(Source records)
|---|

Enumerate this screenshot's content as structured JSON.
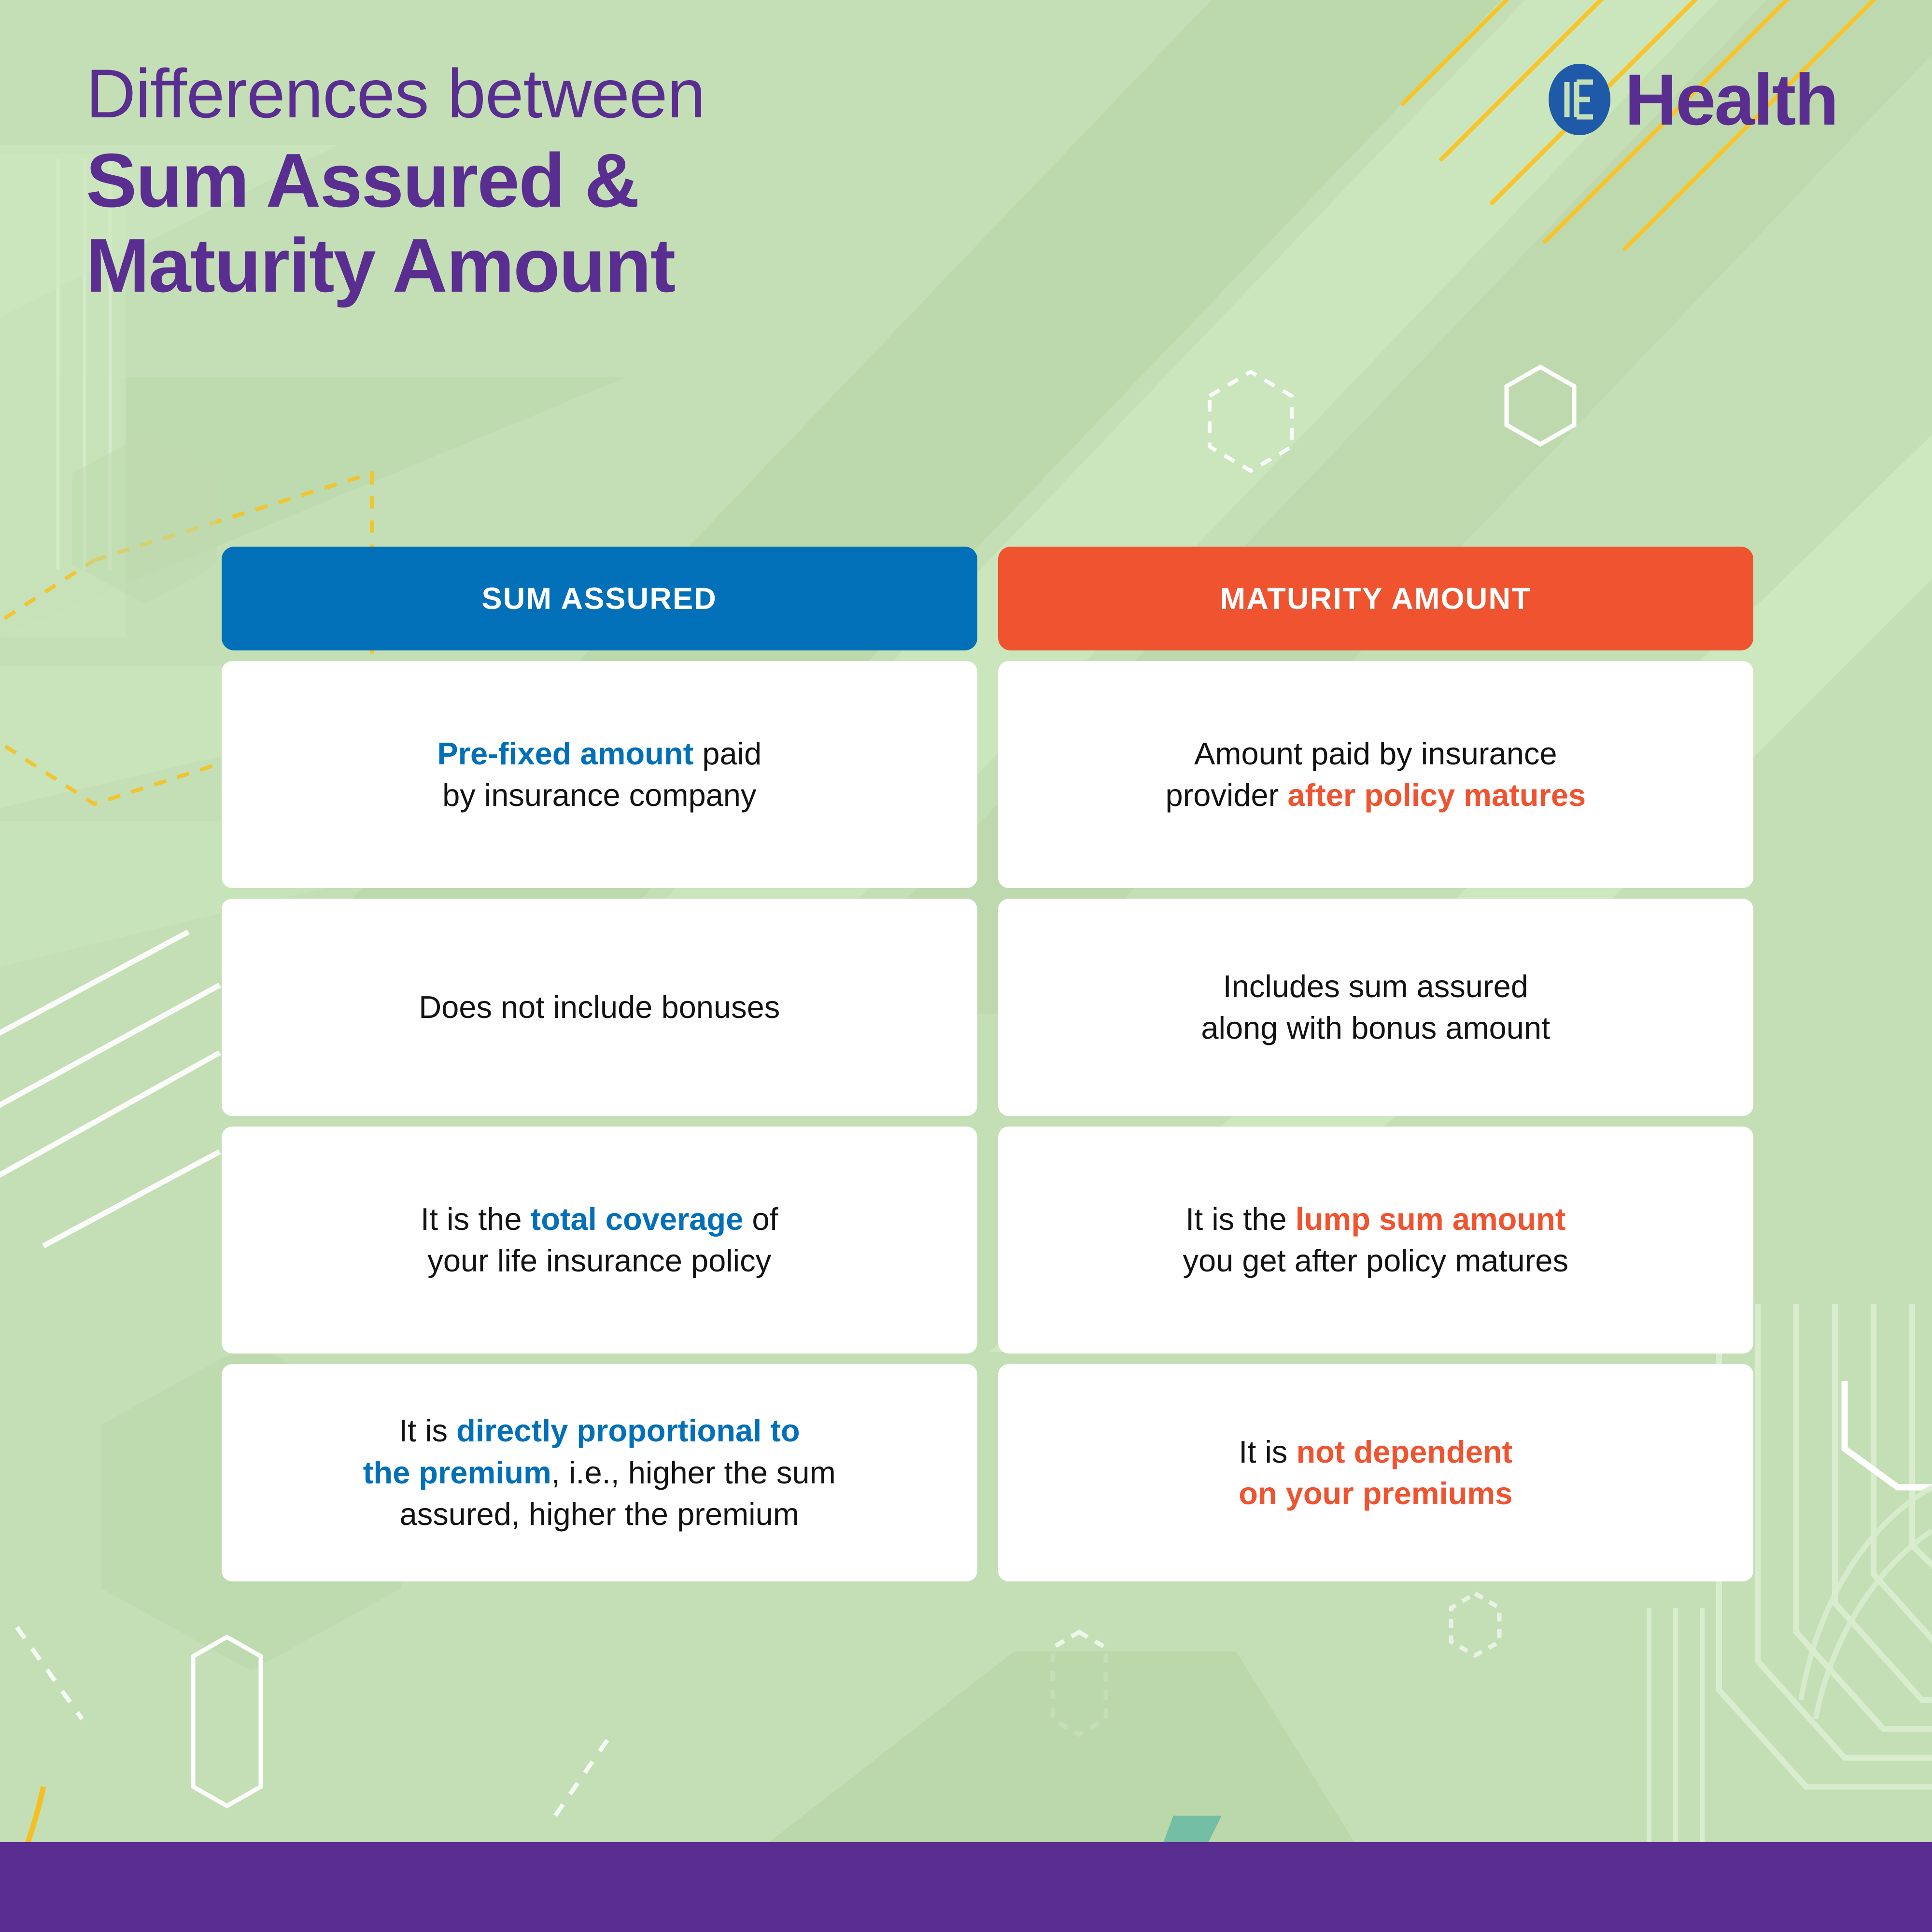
{
  "header": {
    "title_line1": "Differences between",
    "title_line2": "Sum Assured &",
    "title_line3": "Maturity Amount",
    "logo_word": "Health",
    "logo_mark_name": "bajaj-b-monogram-icon"
  },
  "colors": {
    "background_green": "#c4dfb6",
    "brand_purple": "#5a2d91",
    "sum_assured_blue": "#0270b8",
    "maturity_orange": "#f0532f",
    "card_white": "#ffffff",
    "accent_yellow": "#f5c518",
    "logo_blue": "#1f5aa8"
  },
  "table": {
    "headers": [
      {
        "label": "SUM ASSURED",
        "color": "#0270b8"
      },
      {
        "label": "MATURITY AMOUNT",
        "color": "#f0532f"
      }
    ],
    "rows": [
      {
        "sum_assured": {
          "line1_highlight": "Pre-fixed amount",
          "line1_rest": " paid",
          "line2": "by insurance company"
        },
        "maturity": {
          "line1": "Amount paid by insurance",
          "line2_rest": "provider ",
          "line2_highlight": "after policy matures"
        }
      },
      {
        "sum_assured": {
          "line1_highlight": "",
          "line1_rest": "Does not include bonuses",
          "line2": ""
        },
        "maturity": {
          "line1": "Includes sum assured",
          "line2_rest": "along with bonus amount",
          "line2_highlight": ""
        }
      },
      {
        "sum_assured": {
          "line1_pre": "It is the ",
          "line1_highlight": "total coverage",
          "line1_rest": " of",
          "line2": "your life insurance policy"
        },
        "maturity": {
          "line1_pre": "It is the ",
          "line1_highlight": "lump sum amount",
          "line1_rest": "",
          "line2": "you get after policy matures"
        }
      },
      {
        "sum_assured": {
          "line1_pre": "It is ",
          "line1_highlight": "directly proportional to",
          "line2_highlight": "the premium",
          "line2_rest": ", i.e., higher the sum",
          "line3": "assured, higher the premium"
        },
        "maturity": {
          "line1_pre": "It is ",
          "line1_highlight": "not dependent",
          "line2_highlight": "on your premiums"
        }
      }
    ]
  },
  "footer": {
    "bar_color": "#5a2d91"
  }
}
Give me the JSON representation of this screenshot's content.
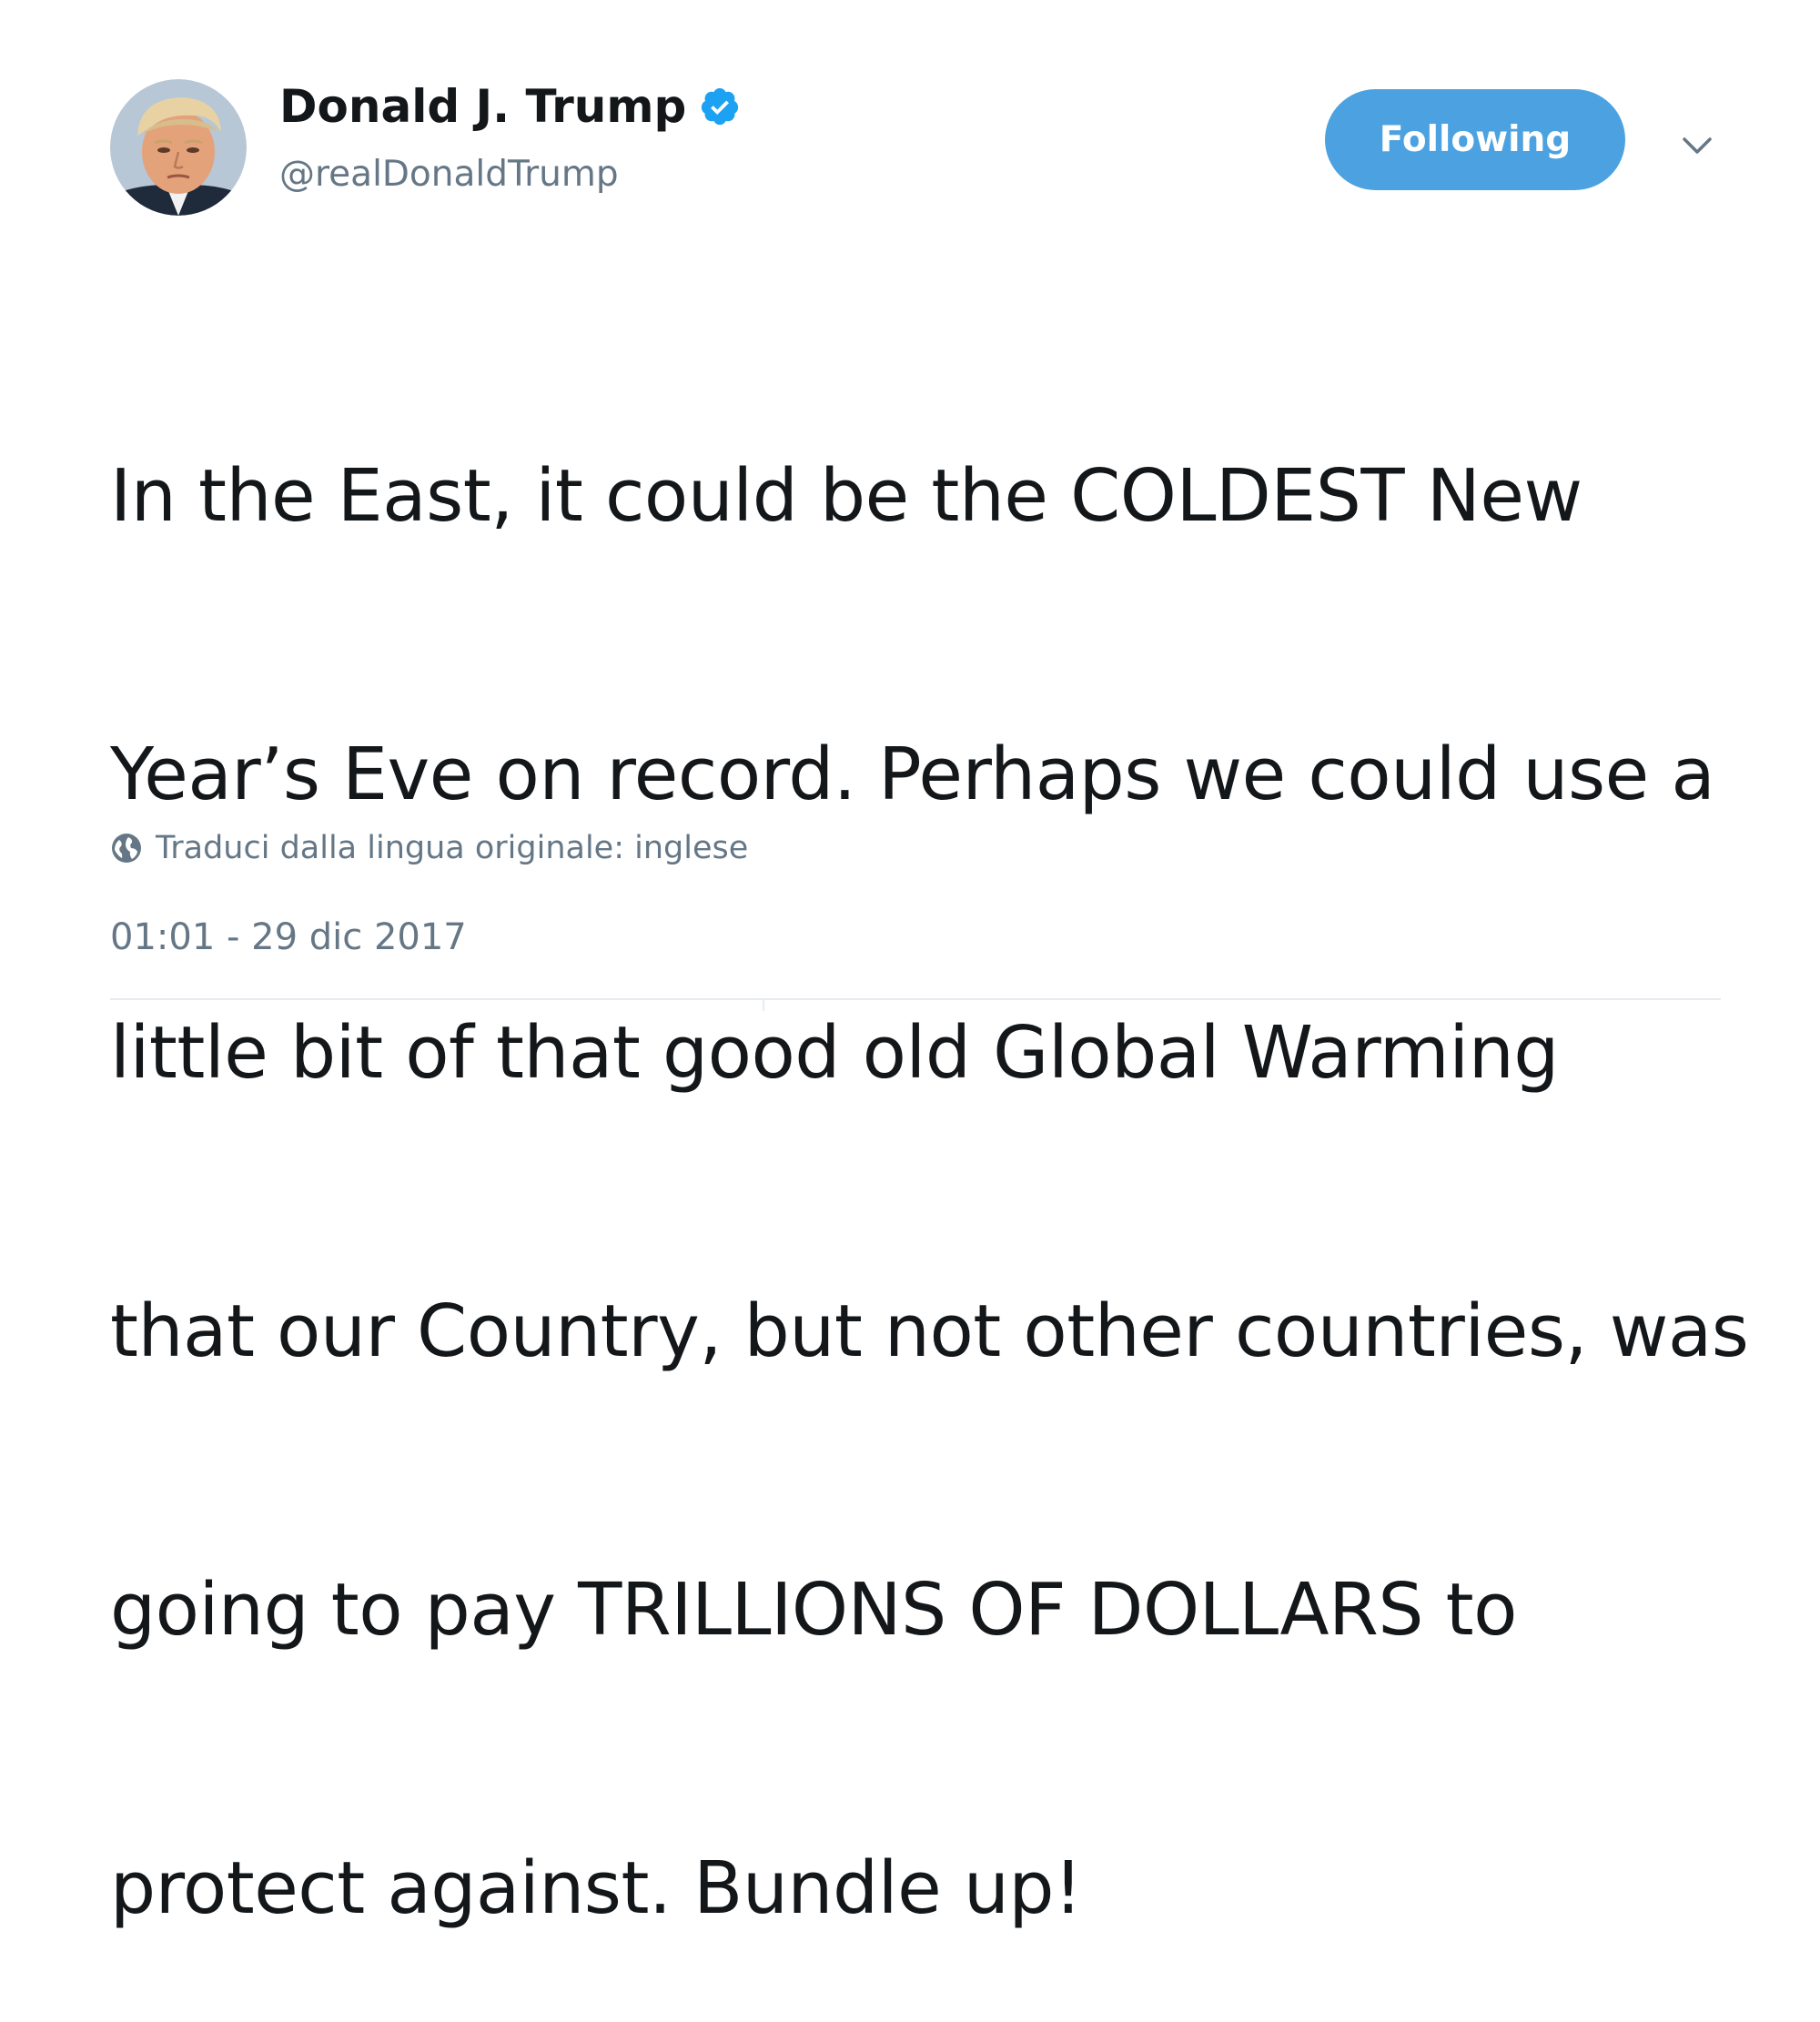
{
  "author": {
    "display_name": "Donald J. Trump",
    "handle": "@realDonaldTrump",
    "verified": true,
    "verified_icon": "verified-badge-icon",
    "avatar": "profile-photo"
  },
  "follow_button": {
    "label": "Following"
  },
  "menu": {
    "icon": "chevron-down-icon"
  },
  "tweet": {
    "text_lines": [
      "In the East, it could be the COLDEST New",
      "Year’s Eve on record. Perhaps we could use a",
      "little bit of that good old Global Warming",
      "that our Country, but not other countries, was",
      "going to pay TRILLIONS OF DOLLARS to",
      "protect against. Bundle up!"
    ],
    "translate_label": "Traduci dalla lingua originale: inglese",
    "translate_icon": "globe-icon",
    "timestamp": "01:01 - 29 dic 2017"
  },
  "colors": {
    "accent": "#4ca2e0",
    "verified_blue": "#1da1f2",
    "text_primary": "#14171a",
    "text_secondary": "#657786",
    "divider": "#e6ecf0"
  }
}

|---|

**Task requirements:**
Return the listing above word for word, with the pictures removed.

**Correct output:**
Enumerate this screenshot's content as structured JSON.
{
  "header": {
    "title_line1": "Differences between",
    "title_line2": "Sum Assured &",
    "title_line3": "Maturity Amount",
    "logo_word": "Health",
    "logo_mark_name": "bajaj-b-monogram-icon"
  },
  "colors": {
    "background_green": "#c4dfb6",
    "brand_purple": "#5a2d91",
    "sum_assured_blue": "#0270b8",
    "maturity_orange": "#f0532f",
    "card_white": "#ffffff",
    "accent_yellow": "#f5c518",
    "logo_blue": "#1f5aa8"
  },
  "table": {
    "headers": [
      {
        "label": "SUM ASSURED",
        "color": "#0270b8"
      },
      {
        "label": "MATURITY AMOUNT",
        "color": "#f0532f"
      }
    ],
    "rows": [
      {
        "sum_assured": {
          "line1_highlight": "Pre-fixed amount",
          "line1_rest": " paid",
          "line2": "by insurance company"
        },
        "maturity": {
          "line1": "Amount paid by insurance",
          "line2_rest": "provider ",
          "line2_highlight": "after policy matures"
        }
      },
      {
        "sum_assured": {
          "line1_highlight": "",
          "line1_rest": "Does not include bonuses",
          "line2": ""
        },
        "maturity": {
          "line1": "Includes sum assured",
          "line2_rest": "along with bonus amount",
          "line2_highlight": ""
        }
      },
      {
        "sum_assured": {
          "line1_pre": "It is the ",
          "line1_highlight": "total coverage",
          "line1_rest": " of",
          "line2": "your life insurance policy"
        },
        "maturity": {
          "line1_pre": "It is the ",
          "line1_highlight": "lump sum amount",
          "line1_rest": "",
          "line2": "you get after policy matures"
        }
      },
      {
        "sum_assured": {
          "line1_pre": "It is ",
          "line1_highlight": "directly proportional to",
          "line2_highlight": "the premium",
          "line2_rest": ", i.e., higher the sum",
          "line3": "assured, higher the premium"
        },
        "maturity": {
          "line1_pre": "It is ",
          "line1_highlight": "not dependent",
          "line2_highlight": "on your premiums"
        }
      }
    ]
  },
  "footer": {
    "bar_color": "#5a2d91"
  }
}
Give me the JSON representation of this screenshot's content.
{
  "author": {
    "display_name": "Donald J. Trump",
    "handle": "@realDonaldTrump",
    "verified": true,
    "verified_icon": "verified-badge-icon",
    "avatar": "profile-photo"
  },
  "follow_button": {
    "label": "Following"
  },
  "menu": {
    "icon": "chevron-down-icon"
  },
  "tweet": {
    "text_lines": [
      "In the East, it could be the COLDEST New",
      "Year’s Eve on record. Perhaps we could use a",
      "little bit of that good old Global Warming",
      "that our Country, but not other countries, was",
      "going to pay TRILLIONS OF DOLLARS to",
      "protect against. Bundle up!"
    ],
    "translate_label": "Traduci dalla lingua originale: inglese",
    "translate_icon": "globe-icon",
    "timestamp": "01:01 - 29 dic 2017"
  },
  "colors": {
    "accent": "#4ca2e0",
    "verified_blue": "#1da1f2",
    "text_primary": "#14171a",
    "text_secondary": "#657786",
    "divider": "#e6ecf0"
  }
}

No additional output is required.